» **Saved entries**
* BEGIN *
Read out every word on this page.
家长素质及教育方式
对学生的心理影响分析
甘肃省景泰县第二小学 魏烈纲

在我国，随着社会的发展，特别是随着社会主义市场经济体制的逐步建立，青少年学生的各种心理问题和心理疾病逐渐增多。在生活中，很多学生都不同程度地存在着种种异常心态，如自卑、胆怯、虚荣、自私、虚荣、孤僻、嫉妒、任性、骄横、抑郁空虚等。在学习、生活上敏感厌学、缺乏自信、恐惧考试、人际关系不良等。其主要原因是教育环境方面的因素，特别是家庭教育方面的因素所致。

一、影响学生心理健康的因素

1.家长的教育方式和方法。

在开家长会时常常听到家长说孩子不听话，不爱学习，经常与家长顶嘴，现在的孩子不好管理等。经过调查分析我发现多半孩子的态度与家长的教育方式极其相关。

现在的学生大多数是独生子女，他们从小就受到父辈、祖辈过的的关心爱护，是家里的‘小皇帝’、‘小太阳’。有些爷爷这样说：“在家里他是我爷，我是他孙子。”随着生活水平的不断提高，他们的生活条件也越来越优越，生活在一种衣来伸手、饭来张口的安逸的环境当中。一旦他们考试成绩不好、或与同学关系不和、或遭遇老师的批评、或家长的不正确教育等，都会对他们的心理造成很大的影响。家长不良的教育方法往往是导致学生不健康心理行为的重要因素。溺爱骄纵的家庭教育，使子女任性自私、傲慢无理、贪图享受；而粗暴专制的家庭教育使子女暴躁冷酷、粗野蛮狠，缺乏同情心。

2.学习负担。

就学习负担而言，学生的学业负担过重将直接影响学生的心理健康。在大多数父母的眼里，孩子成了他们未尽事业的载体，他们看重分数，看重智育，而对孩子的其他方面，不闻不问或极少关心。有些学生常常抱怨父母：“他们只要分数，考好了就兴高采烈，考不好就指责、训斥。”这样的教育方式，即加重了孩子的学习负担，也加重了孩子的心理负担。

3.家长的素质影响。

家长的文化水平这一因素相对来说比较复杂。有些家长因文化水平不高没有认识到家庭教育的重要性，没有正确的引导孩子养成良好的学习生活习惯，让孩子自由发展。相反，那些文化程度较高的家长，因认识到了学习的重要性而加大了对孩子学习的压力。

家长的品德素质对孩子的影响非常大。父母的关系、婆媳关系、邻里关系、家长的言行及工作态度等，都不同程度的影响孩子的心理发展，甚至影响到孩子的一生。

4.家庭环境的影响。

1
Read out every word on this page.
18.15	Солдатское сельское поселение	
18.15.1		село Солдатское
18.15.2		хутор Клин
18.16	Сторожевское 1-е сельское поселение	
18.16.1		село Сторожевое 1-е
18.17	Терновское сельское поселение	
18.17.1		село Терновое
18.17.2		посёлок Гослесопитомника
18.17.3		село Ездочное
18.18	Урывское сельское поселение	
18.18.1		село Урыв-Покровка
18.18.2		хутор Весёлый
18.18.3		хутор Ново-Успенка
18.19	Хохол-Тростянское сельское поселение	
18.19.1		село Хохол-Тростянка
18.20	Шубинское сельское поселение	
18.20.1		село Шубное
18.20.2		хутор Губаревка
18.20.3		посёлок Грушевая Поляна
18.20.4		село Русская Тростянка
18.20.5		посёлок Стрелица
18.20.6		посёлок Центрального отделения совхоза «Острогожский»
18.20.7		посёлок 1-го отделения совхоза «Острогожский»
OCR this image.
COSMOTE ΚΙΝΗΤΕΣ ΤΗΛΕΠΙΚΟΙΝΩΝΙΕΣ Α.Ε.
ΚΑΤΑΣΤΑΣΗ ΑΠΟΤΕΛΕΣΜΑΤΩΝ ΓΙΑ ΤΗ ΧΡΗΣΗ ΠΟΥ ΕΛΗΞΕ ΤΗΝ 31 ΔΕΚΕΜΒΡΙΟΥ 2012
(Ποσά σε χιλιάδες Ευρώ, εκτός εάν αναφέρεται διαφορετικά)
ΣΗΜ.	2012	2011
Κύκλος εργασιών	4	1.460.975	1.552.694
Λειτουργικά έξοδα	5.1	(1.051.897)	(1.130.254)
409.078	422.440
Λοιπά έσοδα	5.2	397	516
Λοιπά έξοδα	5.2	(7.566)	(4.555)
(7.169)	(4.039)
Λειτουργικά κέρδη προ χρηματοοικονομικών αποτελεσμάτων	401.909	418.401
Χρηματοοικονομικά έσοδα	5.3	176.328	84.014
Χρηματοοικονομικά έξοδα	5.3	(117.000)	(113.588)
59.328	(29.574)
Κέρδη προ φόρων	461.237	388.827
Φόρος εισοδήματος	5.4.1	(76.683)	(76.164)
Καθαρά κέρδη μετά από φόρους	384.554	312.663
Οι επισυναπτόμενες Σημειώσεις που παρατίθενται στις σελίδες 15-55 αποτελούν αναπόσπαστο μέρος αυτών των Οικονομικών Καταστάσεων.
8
* END *
» **Stated problem**
Copy the data above in full, character for character.

» **Correct response**
Read out every word on this page.
家长素质及教育方式
对学生的心理影响分析
甘肃省景泰县第二小学 魏烈纲

在我国，随着社会的发展，特别是随着社会主义市场经济体制的逐步建立，青少年学生的各种心理问题和心理疾病逐渐增多。在生活中，很多学生都不同程度地存在着种种异常心态，如自卑、胆怯、虚荣、自私、虚荣、孤僻、嫉妒、任性、骄横、抑郁空虚等。在学习、生活上敏感厌学、缺乏自信、恐惧考试、人际关系不良等。其主要原因是教育环境方面的因素，特别是家庭教育方面的因素所致。

一、影响学生心理健康的因素

1.家长的教育方式和方法。

在开家长会时常常听到家长说孩子不听话，不爱学习，经常与家长顶嘴，现在的孩子不好管理等。经过调查分析我发现多半孩子的态度与家长的教育方式极其相关。

现在的学生大多数是独生子女，他们从小就受到父辈、祖辈过的的关心爱护，是家里的‘小皇帝’、‘小太阳’。有些爷爷这样说：“在家里他是我爷，我是他孙子。”随着生活水平的不断提高，他们的生活条件也越来越优越，生活在一种衣来伸手、饭来张口的安逸的环境当中。一旦他们考试成绩不好、或与同学关系不和、或遭遇老师的批评、或家长的不正确教育等，都会对他们的心理造成很大的影响。家长不良的教育方法往往是导致学生不健康心理行为的重要因素。溺爱骄纵的家庭教育，使子女任性自私、傲慢无理、贪图享受；而粗暴专制的家庭教育使子女暴躁冷酷、粗野蛮狠，缺乏同情心。

2.学习负担。

就学习负担而言，学生的学业负担过重将直接影响学生的心理健康。在大多数父母的眼里，孩子成了他们未尽事业的载体，他们看重分数，看重智育，而对孩子的其他方面，不闻不问或极少关心。有些学生常常抱怨父母：“他们只要分数，考好了就兴高采烈，考不好就指责、训斥。”这样的教育方式，即加重了孩子的学习负担，也加重了孩子的心理负担。

3.家长的素质影响。

家长的文化水平这一因素相对来说比较复杂。有些家长因文化水平不高没有认识到家庭教育的重要性，没有正确的引导孩子养成良好的学习生活习惯，让孩子自由发展。相反，那些文化程度较高的家长，因认识到了学习的重要性而加大了对孩子学习的压力。

家长的品德素质对孩子的影响非常大。父母的关系、婆媳关系、邻里关系、家长的言行及工作态度等，都不同程度的影响孩子的心理发展，甚至影响到孩子的一生。

4.家庭环境的影响。

1
Read out every word on this page.
18.15	Солдатское сельское поселение	
18.15.1		село Солдатское
18.15.2		хутор Клин
18.16	Сторожевское 1-е сельское поселение	
18.16.1		село Сторожевое 1-е
18.17	Терновское сельское поселение	
18.17.1		село Терновое
18.17.2		посёлок Гослесопитомника
18.17.3		село Ездочное
18.18	Урывское сельское поселение	
18.18.1		село Урыв-Покровка
18.18.2		хутор Весёлый
18.18.3		хутор Ново-Успенка
18.19	Хохол-Тростянское сельское поселение	
18.19.1		село Хохол-Тростянка
18.20	Шубинское сельское поселение	
18.20.1		село Шубное
18.20.2		хутор Губаревка
18.20.3		посёлок Грушевая Поляна
18.20.4		село Русская Тростянка
18.20.5		посёлок Стрелица
18.20.6		посёлок Центрального отделения совхоза «Острогожский»
18.20.7		посёлок 1-го отделения совхоза «Острогожский»
OCR this image.
COSMOTE ΚΙΝΗΤΕΣ ΤΗΛΕΠΙΚΟΙΝΩΝΙΕΣ Α.Ε.
ΚΑΤΑΣΤΑΣΗ ΑΠΟΤΕΛΕΣΜΑΤΩΝ ΓΙΑ ΤΗ ΧΡΗΣΗ ΠΟΥ ΕΛΗΞΕ ΤΗΝ 31 ΔΕΚΕΜΒΡΙΟΥ 2012
(Ποσά σε χιλιάδες Ευρώ, εκτός εάν αναφέρεται διαφορετικά)
ΣΗΜ.	2012	2011
Κύκλος εργασιών	4	1.460.975	1.552.694
Λειτουργικά έξοδα	5.1	(1.051.897)	(1.130.254)
409.078	422.440
Λοιπά έσοδα	5.2	397	516
Λοιπά έξοδα	5.2	(7.566)	(4.555)
(7.169)	(4.039)
Λειτουργικά κέρδη προ χρηματοοικονομικών αποτελεσμάτων	401.909	418.401
Χρηματοοικονομικά έσοδα	5.3	176.328	84.014
Χρηματοοικονομικά έξοδα	5.3	(117.000)	(113.588)
59.328	(29.574)
Κέρδη προ φόρων	461.237	388.827
Φόρος εισοδήματος	5.4.1	(76.683)	(76.164)
Καθαρά κέρδη μετά από φόρους	384.554	312.663
Οι επισυναπτόμενες Σημειώσεις που παρατίθενται στις σελίδες 15-55 αποτελούν αναπόσπαστο μέρος αυτών των Οικονομικών Καταστάσεων.
8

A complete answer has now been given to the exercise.